** SHORT EXERCISE **
Search the material for the word "Biomaterials" and report each line where it turns up.

Dataset items
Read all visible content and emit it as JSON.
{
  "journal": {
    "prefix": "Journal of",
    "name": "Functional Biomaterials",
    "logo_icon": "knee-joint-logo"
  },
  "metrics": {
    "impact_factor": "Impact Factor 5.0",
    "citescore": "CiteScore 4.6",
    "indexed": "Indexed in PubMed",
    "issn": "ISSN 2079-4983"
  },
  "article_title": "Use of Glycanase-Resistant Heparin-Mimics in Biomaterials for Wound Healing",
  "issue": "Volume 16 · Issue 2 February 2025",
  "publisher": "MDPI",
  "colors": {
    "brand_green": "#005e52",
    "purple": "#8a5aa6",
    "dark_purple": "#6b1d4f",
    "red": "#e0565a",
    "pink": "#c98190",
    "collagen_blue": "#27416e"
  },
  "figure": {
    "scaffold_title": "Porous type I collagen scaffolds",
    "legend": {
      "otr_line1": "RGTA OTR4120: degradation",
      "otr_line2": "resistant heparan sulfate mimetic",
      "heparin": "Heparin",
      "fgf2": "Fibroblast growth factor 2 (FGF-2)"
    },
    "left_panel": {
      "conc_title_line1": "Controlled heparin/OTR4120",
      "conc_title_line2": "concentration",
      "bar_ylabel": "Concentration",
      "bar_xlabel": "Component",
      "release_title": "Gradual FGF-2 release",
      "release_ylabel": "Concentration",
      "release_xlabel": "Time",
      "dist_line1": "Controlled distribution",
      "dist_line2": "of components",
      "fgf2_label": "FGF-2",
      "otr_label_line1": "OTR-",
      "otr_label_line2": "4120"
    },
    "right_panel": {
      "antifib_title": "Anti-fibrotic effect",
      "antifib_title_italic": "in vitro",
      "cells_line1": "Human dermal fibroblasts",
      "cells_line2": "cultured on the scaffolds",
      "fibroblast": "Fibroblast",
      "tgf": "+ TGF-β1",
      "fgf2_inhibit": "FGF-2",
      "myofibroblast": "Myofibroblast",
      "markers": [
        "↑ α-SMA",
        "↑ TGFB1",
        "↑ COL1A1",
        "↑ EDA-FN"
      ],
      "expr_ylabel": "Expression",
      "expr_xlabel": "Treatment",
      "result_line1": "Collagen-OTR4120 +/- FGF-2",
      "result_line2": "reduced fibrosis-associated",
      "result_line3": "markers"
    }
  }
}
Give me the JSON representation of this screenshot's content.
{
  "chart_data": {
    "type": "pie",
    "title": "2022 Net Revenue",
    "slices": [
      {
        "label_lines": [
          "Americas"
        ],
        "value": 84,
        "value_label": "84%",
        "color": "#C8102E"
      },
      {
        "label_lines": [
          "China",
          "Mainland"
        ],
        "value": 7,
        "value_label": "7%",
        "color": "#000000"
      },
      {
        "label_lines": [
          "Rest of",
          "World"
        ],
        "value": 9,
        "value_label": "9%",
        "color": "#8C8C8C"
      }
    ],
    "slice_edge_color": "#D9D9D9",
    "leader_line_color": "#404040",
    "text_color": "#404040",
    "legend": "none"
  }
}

** EXPECTED ANSWER **
    "name": "Functional Biomaterials",
  "article_title": "Use of Glycanase-Resistant Heparin-Mimics in Biomaterials for Wound Healing",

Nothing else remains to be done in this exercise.